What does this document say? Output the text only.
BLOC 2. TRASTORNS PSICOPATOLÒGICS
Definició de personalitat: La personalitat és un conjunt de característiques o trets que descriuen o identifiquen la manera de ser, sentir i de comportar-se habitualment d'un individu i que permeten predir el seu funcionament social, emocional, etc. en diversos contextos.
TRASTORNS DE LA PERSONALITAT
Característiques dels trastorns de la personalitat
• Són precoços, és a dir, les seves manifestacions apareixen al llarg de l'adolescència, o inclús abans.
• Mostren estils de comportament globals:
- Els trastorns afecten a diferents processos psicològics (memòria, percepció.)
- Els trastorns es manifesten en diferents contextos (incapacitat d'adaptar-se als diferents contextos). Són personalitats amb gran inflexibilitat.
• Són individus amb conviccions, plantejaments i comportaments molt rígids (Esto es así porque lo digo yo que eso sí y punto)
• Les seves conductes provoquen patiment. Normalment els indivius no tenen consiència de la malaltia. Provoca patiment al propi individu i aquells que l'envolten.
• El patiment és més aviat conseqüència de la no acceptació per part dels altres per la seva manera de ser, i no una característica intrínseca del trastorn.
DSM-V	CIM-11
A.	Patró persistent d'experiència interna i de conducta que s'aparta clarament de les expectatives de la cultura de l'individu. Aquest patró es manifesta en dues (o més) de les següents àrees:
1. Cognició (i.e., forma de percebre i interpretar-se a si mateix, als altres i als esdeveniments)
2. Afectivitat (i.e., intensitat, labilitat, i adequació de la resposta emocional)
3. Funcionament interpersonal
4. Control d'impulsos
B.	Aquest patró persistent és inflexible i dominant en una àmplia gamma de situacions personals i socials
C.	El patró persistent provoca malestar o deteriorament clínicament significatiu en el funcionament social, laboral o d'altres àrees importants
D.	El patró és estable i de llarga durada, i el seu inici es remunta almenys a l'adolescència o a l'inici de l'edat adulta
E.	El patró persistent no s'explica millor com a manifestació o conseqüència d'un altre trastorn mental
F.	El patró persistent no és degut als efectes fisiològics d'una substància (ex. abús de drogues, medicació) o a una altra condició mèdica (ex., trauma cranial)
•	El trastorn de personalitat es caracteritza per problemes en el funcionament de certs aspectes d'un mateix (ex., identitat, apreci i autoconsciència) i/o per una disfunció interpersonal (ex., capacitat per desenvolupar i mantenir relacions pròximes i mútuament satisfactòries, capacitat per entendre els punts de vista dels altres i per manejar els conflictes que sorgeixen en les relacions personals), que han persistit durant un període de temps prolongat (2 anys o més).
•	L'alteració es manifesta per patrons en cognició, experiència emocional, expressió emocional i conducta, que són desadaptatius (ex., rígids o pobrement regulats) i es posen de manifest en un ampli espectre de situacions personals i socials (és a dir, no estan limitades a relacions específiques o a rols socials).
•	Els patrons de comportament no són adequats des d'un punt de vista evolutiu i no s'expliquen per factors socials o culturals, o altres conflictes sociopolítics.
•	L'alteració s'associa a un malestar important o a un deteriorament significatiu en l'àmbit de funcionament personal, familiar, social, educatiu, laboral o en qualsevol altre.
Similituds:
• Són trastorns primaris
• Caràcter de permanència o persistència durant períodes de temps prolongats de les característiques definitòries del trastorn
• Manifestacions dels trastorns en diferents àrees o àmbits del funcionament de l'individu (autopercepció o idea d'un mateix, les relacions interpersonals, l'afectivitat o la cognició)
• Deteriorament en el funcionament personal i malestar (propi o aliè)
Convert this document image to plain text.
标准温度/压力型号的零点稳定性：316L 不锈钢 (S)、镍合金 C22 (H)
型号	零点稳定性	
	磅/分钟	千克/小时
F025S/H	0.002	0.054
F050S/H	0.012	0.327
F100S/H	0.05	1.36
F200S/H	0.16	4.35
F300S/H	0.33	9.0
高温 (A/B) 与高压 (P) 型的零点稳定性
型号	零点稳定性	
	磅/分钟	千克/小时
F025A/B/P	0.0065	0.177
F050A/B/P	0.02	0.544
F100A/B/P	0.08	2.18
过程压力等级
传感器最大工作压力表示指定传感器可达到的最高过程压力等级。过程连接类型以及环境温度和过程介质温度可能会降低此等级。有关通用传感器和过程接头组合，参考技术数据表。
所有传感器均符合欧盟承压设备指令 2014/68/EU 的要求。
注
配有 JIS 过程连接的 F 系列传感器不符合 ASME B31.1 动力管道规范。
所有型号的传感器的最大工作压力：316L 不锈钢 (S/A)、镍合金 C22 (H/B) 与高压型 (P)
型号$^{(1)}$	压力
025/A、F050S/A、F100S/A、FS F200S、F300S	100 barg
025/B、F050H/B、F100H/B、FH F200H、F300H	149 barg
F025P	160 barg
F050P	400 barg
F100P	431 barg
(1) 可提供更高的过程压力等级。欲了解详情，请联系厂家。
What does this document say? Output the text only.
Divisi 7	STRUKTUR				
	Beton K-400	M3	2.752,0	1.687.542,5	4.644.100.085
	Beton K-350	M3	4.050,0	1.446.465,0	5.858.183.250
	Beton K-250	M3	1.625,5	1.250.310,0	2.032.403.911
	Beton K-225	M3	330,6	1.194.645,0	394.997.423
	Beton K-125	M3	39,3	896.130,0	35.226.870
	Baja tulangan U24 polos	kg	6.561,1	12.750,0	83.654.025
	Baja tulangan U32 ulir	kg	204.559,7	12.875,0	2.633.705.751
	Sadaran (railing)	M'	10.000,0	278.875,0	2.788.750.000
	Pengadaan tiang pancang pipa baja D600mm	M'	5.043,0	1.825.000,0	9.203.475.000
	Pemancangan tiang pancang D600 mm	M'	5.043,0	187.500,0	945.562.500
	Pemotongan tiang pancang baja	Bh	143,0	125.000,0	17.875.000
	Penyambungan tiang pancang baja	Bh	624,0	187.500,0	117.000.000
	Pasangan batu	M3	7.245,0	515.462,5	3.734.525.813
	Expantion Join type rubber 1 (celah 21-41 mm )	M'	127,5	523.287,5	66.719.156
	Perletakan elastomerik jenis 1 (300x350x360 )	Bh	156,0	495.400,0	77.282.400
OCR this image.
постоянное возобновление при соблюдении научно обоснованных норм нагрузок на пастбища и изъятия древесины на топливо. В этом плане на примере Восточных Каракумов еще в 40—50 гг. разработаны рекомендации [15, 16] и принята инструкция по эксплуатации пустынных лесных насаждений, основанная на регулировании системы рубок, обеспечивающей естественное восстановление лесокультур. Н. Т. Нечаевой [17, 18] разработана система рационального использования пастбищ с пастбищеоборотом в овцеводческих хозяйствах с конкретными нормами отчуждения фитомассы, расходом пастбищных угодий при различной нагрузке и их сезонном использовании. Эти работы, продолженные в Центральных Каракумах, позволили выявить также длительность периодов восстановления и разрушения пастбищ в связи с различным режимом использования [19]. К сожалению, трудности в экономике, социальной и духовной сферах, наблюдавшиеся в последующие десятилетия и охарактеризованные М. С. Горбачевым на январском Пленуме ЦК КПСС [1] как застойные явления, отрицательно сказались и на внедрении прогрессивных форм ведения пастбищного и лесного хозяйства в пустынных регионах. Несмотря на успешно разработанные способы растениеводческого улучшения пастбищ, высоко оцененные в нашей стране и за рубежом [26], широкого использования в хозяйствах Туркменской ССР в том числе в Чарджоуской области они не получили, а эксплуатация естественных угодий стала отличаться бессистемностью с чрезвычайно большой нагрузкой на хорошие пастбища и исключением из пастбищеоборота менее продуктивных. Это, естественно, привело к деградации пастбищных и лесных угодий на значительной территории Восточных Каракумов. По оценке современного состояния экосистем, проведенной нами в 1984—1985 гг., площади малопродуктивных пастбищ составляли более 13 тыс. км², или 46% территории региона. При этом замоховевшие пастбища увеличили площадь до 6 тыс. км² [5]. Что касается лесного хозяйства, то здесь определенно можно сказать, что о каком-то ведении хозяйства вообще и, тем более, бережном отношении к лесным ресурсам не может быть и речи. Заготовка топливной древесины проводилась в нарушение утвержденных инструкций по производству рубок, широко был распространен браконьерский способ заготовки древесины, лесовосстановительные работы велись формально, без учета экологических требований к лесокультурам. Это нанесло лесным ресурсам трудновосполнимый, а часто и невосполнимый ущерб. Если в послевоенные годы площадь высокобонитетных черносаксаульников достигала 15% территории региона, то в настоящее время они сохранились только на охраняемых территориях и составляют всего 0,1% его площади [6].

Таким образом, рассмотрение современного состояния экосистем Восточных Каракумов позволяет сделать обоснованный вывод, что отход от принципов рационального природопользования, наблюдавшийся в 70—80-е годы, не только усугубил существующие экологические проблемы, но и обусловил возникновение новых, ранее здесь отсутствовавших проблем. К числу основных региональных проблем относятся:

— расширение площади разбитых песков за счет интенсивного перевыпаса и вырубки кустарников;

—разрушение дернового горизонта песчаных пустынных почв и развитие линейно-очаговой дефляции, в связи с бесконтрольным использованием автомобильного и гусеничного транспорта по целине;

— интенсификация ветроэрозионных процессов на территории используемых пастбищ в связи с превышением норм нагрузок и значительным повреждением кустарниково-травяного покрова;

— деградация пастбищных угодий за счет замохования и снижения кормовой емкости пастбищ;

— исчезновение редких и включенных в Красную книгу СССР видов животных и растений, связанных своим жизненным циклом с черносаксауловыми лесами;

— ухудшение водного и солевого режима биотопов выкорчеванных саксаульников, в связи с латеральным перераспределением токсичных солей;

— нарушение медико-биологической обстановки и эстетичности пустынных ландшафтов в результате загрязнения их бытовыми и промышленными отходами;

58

The problem
Looking at the entries above, state how many lines contain "socials"; give the number alone.

Exercise solution
3